## INSTRUCTION
Without the images, output each record below as it stands.

## PROVIDED DATA
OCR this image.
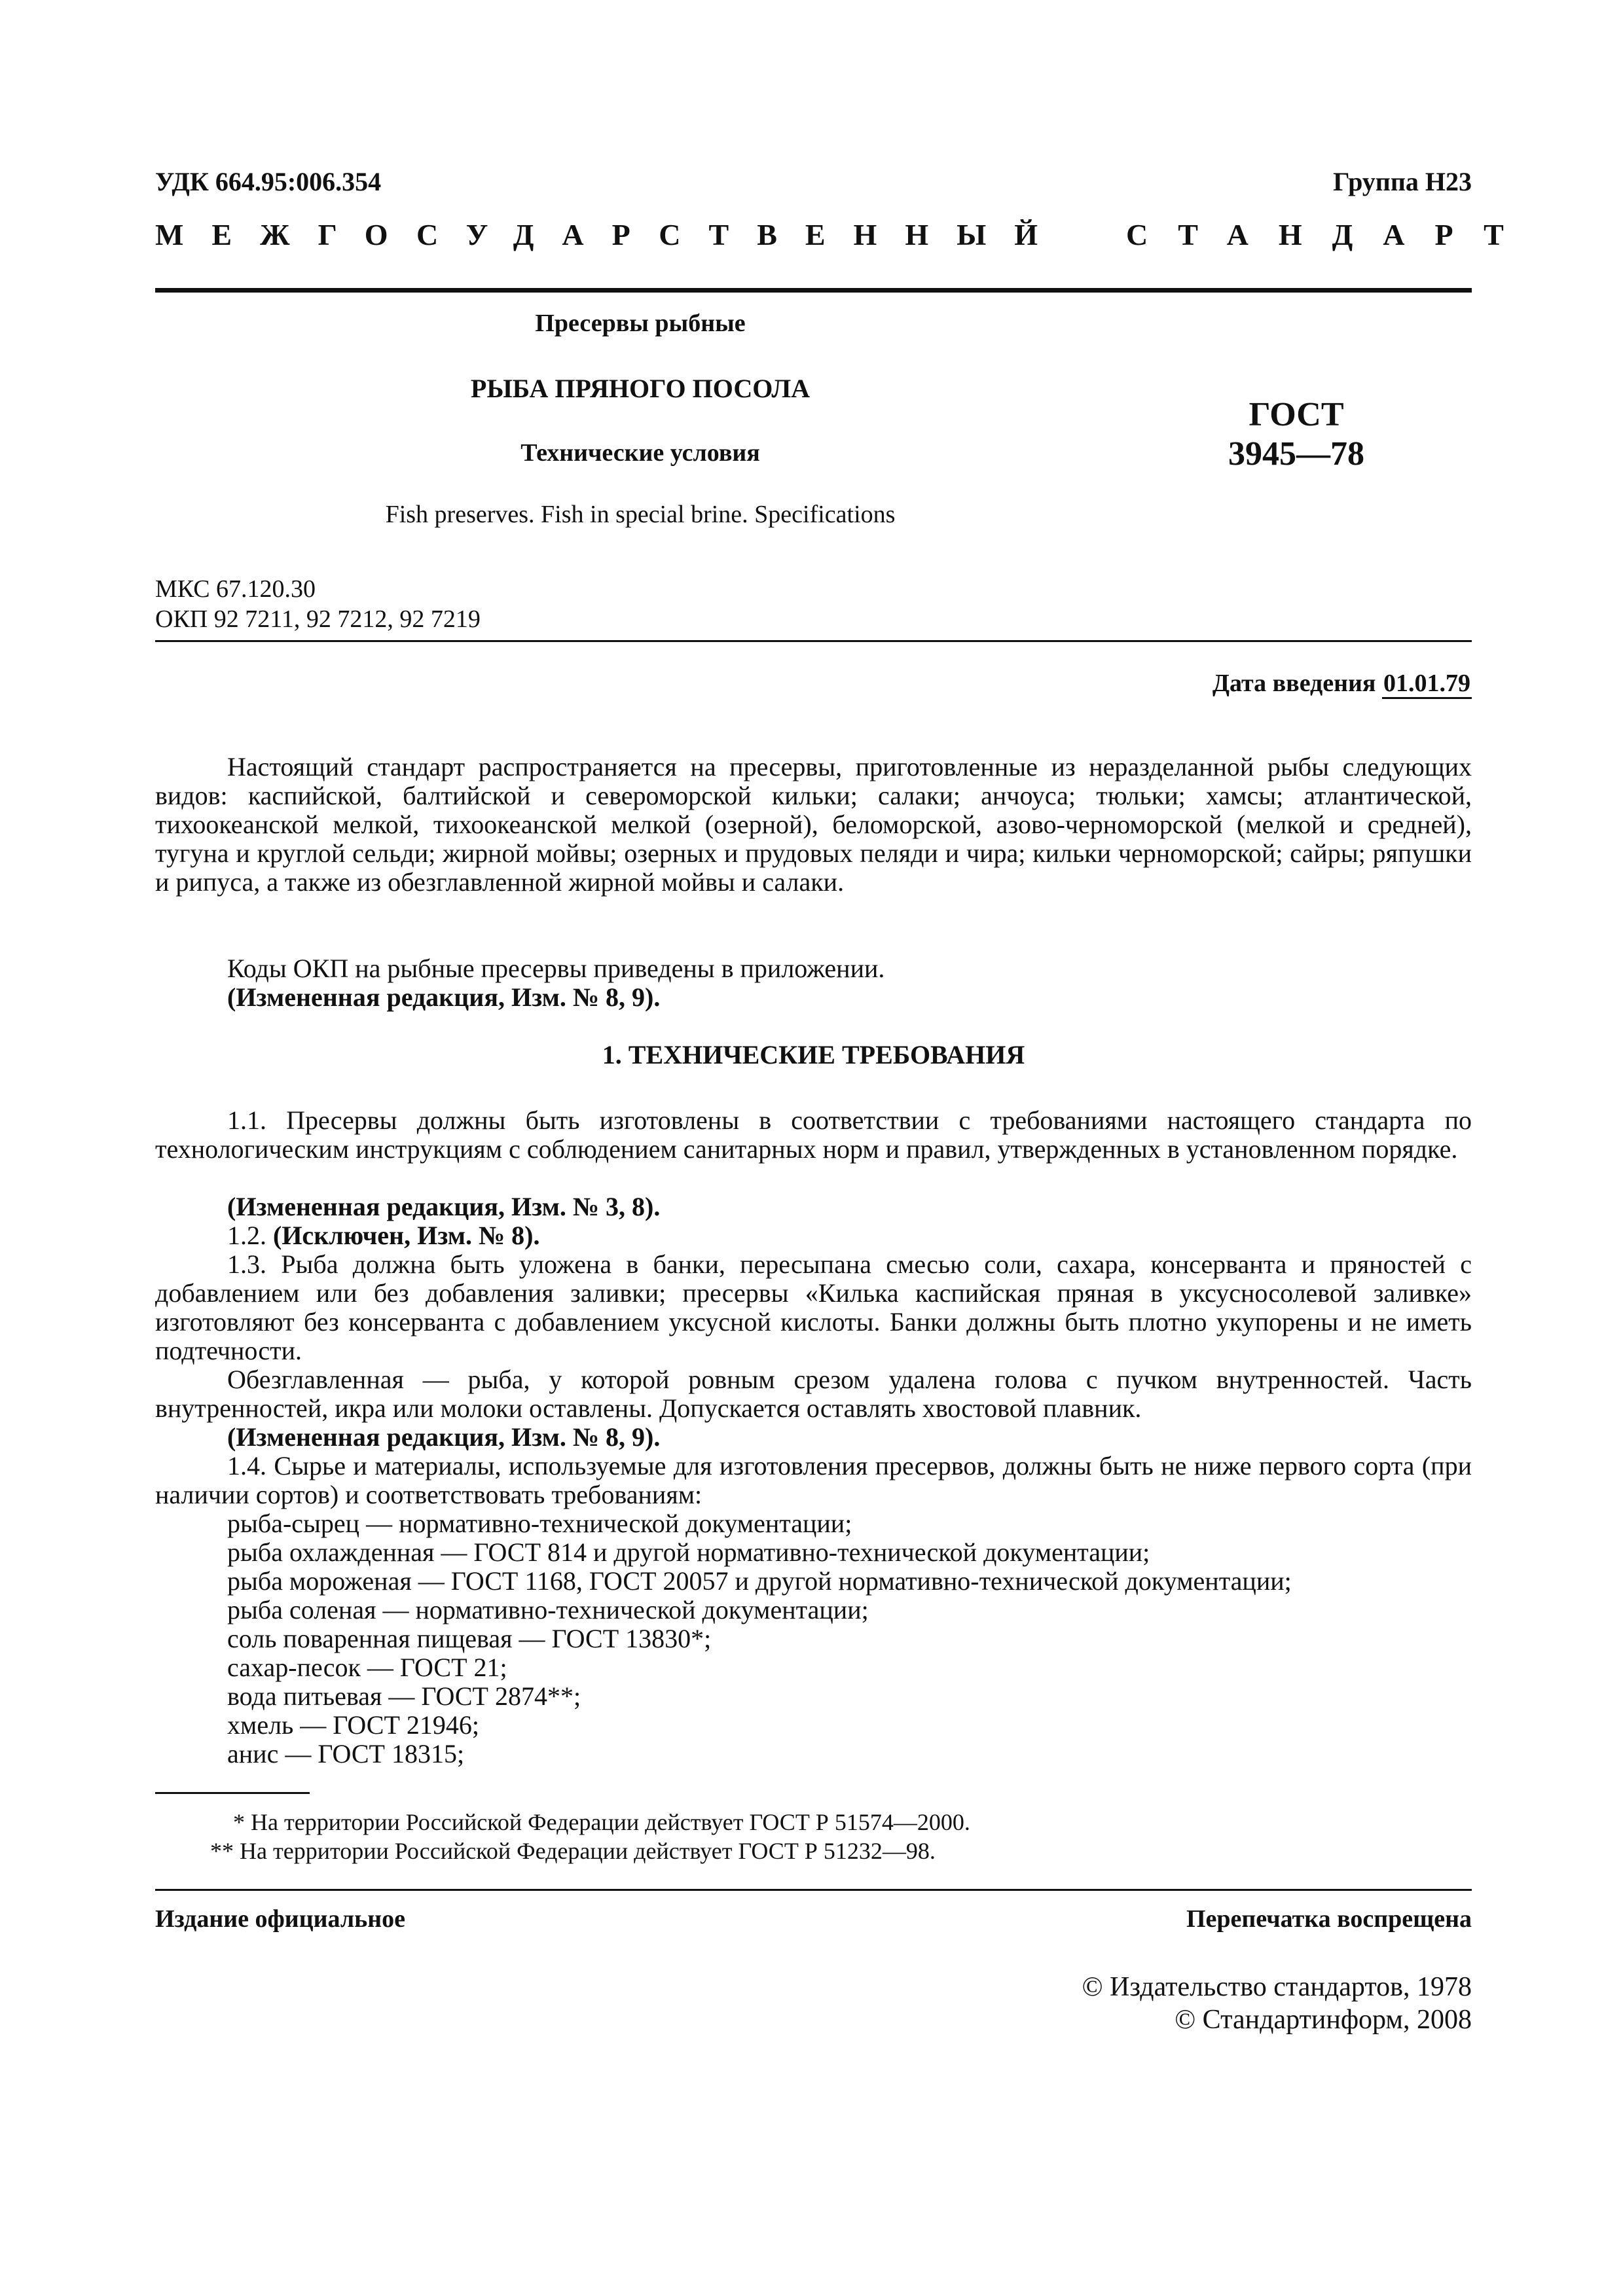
УДК 664.95:006.354	Группа Н23
МЕЖГОСУДАРСТВЕННЫЙ СТАНДАРТ
Пресервы рыбные
РЫБА ПРЯНОГО ПОСОЛА
Технические условия
Fish preserves. Fish in special brine. Specifications
ГОСТ
3945—78
МКС 67.120.30
ОКП 92 7211, 92 7212, 92 7219
Дата введения 01.01.79

Настоящий стандарт распространяется на пресервы, приготовленные из неразделанной рыбы следующих видов: каспийской, балтийской и североморской кильки; салаки; анчоуса; тюльки; хамсы; атлантической, тихоокеанской мелкой, тихоокеанской мелкой (озерной), беломорской, азово-черноморской (мелкой и средней), тугуна и круглой сельди; жирной мойвы; озерных и прудовых пеляди и чира; кильки черноморской; сайры; ряпушки и рипуса, а также из обезглавленной жирной мойвы и салаки.

Коды ОКП на рыбные пресервы приведены в приложении.
(Измененная редакция, Изм. № 8, 9).
1. ТЕХНИЧЕСКИЕ ТРЕБОВАНИЯ

1.1. Пресервы должны быть изготовлены в соответствии с требованиями настоящего стандарта по технологическим инструкциям с соблюдением санитарных норм и правил, утвержденных в установленном порядке.

(Измененная редакция, Изм. № 3, 8).
1.2. (Исключен, Изм. № 8).

1.3. Рыба должна быть уложена в банки, пересыпана смесью соли, сахара, консерванта и пряностей с добавлением или без добавления заливки; пресервы «Килька каспийская пряная в уксусносолевой заливке» изготовляют без консерванта с добавлением уксусной кислоты. Банки должны быть плотно укупорены и не иметь подтечности.

Обезглавленная — рыба, у которой ровным срезом удалена голова с пучком внутренностей. Часть внутренностей, икра или молоки оставлены. Допускается оставлять хвостовой плавник.

(Измененная редакция, Изм. № 8, 9).

1.4. Сырье и материалы, используемые для изготовления пресервов, должны быть не ниже первого сорта (при наличии сортов) и соответствовать требованиям:

рыба-сырец — нормативно-технической документации;
рыба охлажденная — ГОСТ 814 и другой нормативно-технической документации;
рыба мороженая — ГОСТ 1168, ГОСТ 20057 и другой нормативно-технической документации;
рыба соленая — нормативно-технической документации;
соль поваренная пищевая — ГОСТ 13830*;
сахар-песок — ГОСТ 21;
вода питьевая — ГОСТ 2874**;
хмель — ГОСТ 21946;
анис — ГОСТ 18315;
* На территории Российской Федерации действует ГОСТ Р 51574—2000.
** На территории Российской Федерации действует ГОСТ Р 51232—98.
Издание официальное	Перепечатка воспрещена
© Издательство стандартов, 1978
© Стандартинформ, 2008
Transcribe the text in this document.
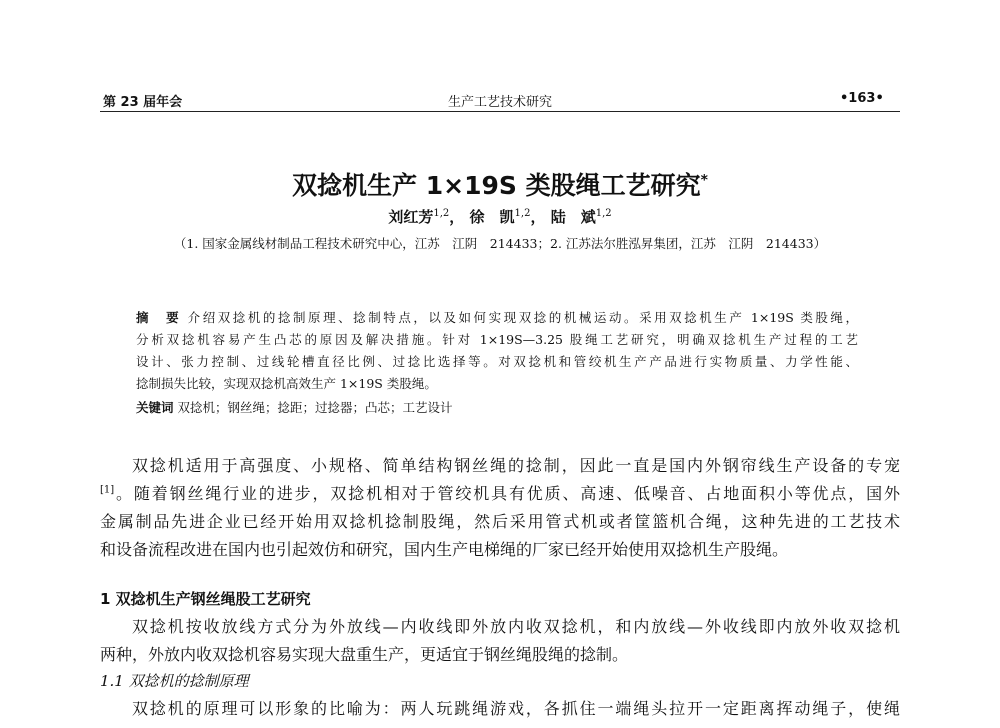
第 23 届年会	生产工艺技术研究	•163•
双捻机生产 1×19S 类股绳工艺研究*
刘红芳$^{1,2}$， 徐　凯$^{1,2}$， 陆　斌$^{1,2}$
（1. 国家金属线材制品工程技术研究中心，江苏　江阴　214433；2. 江苏法尔胜泓昇集团，江苏　江阴　214433）
摘　要 介绍双捻机的捻制原理、捻制特点，以及如何实现双捻的机械运动。采用双捻机生产 1×19S 类股绳，
分析双捻机容易产生凸芯的原因及解决措施。针对 1×19S—3.25 股绳工艺研究，明确双捻机生产过程的工艺
设计、张力控制、过线轮槽直径比例、过捻比选择等。对双捻机和管绞机生产产品进行实物质量、力学性能、
捻制损失比较，实现双捻机高效生产 1×19S 类股绳。
关键词 双捻机；钢丝绳；捻距；过捻器；凸芯；工艺设计
双捻机适用于高强度、小规格、简单结构钢丝绳的捻制，因此一直是国内外钢帘线生产设备的专宠
[1]。随着钢丝绳行业的进步，双捻机相对于管绞机具有优质、高速、低噪音、占地面积小等优点，国外
金属制品先进企业已经开始用双捻机捻制股绳，然后采用管式机或者筐篮机合绳，这种先进的工艺技术
和设备流程改进在国内也引起效仿和研究，国内生产电梯绳的厂家已经开始使用双捻机生产股绳。
1 双捻机生产钢丝绳股工艺研究
双捻机按收放线方式分为外放线—内收线即外放内收双捻机，和内放线—外收线即内放外收双捻机
两种，外放内收双捻机容易实现大盘重生产，更适宜于钢丝绳股绳的捻制。
1.1 双捻机的捻制原理
双捻机的原理可以形象的比喻为：两人玩跳绳游戏，各抓住一端绳头拉开一定距离挥动绳子，使绳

## ANSWER IN FULL
OCR this image.
УДК 664.95:006.354	Группа Н23
МЕЖГОСУДАРСТВЕННЫЙ СТАНДАРТ
Пресервы рыбные
РЫБА ПРЯНОГО ПОСОЛА
Технические условия
Fish preserves. Fish in special brine. Specifications
ГОСТ
3945—78
МКС 67.120.30
ОКП 92 7211, 92 7212, 92 7219
Дата введения 01.01.79

Настоящий стандарт распространяется на пресервы, приготовленные из неразделанной рыбы следующих видов: каспийской, балтийской и североморской кильки; салаки; анчоуса; тюльки; хамсы; атлантической, тихоокеанской мелкой, тихоокеанской мелкой (озерной), беломорской, азово-черноморской (мелкой и средней), тугуна и круглой сельди; жирной мойвы; озерных и прудовых пеляди и чира; кильки черноморской; сайры; ряпушки и рипуса, а также из обезглавленной жирной мойвы и салаки.

Коды ОКП на рыбные пресервы приведены в приложении.
(Измененная редакция, Изм. № 8, 9).
1. ТЕХНИЧЕСКИЕ ТРЕБОВАНИЯ

1.1. Пресервы должны быть изготовлены в соответствии с требованиями настоящего стандарта по технологическим инструкциям с соблюдением санитарных норм и правил, утвержденных в установленном порядке.

(Измененная редакция, Изм. № 3, 8).
1.2. (Исключен, Изм. № 8).

1.3. Рыба должна быть уложена в банки, пересыпана смесью соли, сахара, консерванта и пряностей с добавлением или без добавления заливки; пресервы «Килька каспийская пряная в уксусносолевой заливке» изготовляют без консерванта с добавлением уксусной кислоты. Банки должны быть плотно укупорены и не иметь подтечности.

Обезглавленная — рыба, у которой ровным срезом удалена голова с пучком внутренностей. Часть внутренностей, икра или молоки оставлены. Допускается оставлять хвостовой плавник.

(Измененная редакция, Изм. № 8, 9).

1.4. Сырье и материалы, используемые для изготовления пресервов, должны быть не ниже первого сорта (при наличии сортов) и соответствовать требованиям:

рыба-сырец — нормативно-технической документации;
рыба охлажденная — ГОСТ 814 и другой нормативно-технической документации;
рыба мороженая — ГОСТ 1168, ГОСТ 20057 и другой нормативно-технической документации;
рыба соленая — нормативно-технической документации;
соль поваренная пищевая — ГОСТ 13830*;
сахар-песок — ГОСТ 21;
вода питьевая — ГОСТ 2874**;
хмель — ГОСТ 21946;
анис — ГОСТ 18315;
* На территории Российской Федерации действует ГОСТ Р 51574—2000.
** На территории Российской Федерации действует ГОСТ Р 51232—98.
Издание официальное	Перепечатка воспрещена
© Издательство стандартов, 1978
© Стандартинформ, 2008
Transcribe the text in this document.
第 23 届年会	生产工艺技术研究	•163•
双捻机生产 1×19S 类股绳工艺研究*
刘红芳$^{1,2}$， 徐　凯$^{1,2}$， 陆　斌$^{1,2}$
（1. 国家金属线材制品工程技术研究中心，江苏　江阴　214433；2. 江苏法尔胜泓昇集团，江苏　江阴　214433）
摘　要 介绍双捻机的捻制原理、捻制特点，以及如何实现双捻的机械运动。采用双捻机生产 1×19S 类股绳，
分析双捻机容易产生凸芯的原因及解决措施。针对 1×19S—3.25 股绳工艺研究，明确双捻机生产过程的工艺
设计、张力控制、过线轮槽直径比例、过捻比选择等。对双捻机和管绞机生产产品进行实物质量、力学性能、
捻制损失比较，实现双捻机高效生产 1×19S 类股绳。
关键词 双捻机；钢丝绳；捻距；过捻器；凸芯；工艺设计
双捻机适用于高强度、小规格、简单结构钢丝绳的捻制，因此一直是国内外钢帘线生产设备的专宠
[1]。随着钢丝绳行业的进步，双捻机相对于管绞机具有优质、高速、低噪音、占地面积小等优点，国外
金属制品先进企业已经开始用双捻机捻制股绳，然后采用管式机或者筐篮机合绳，这种先进的工艺技术
和设备流程改进在国内也引起效仿和研究，国内生产电梯绳的厂家已经开始使用双捻机生产股绳。
1 双捻机生产钢丝绳股工艺研究
双捻机按收放线方式分为外放线—内收线即外放内收双捻机，和内放线—外收线即内放外收双捻机
两种，外放内收双捻机容易实现大盘重生产，更适宜于钢丝绳股绳的捻制。
1.1 双捻机的捻制原理
双捻机的原理可以形象的比喻为：两人玩跳绳游戏，各抓住一端绳头拉开一定距离挥动绳子，使绳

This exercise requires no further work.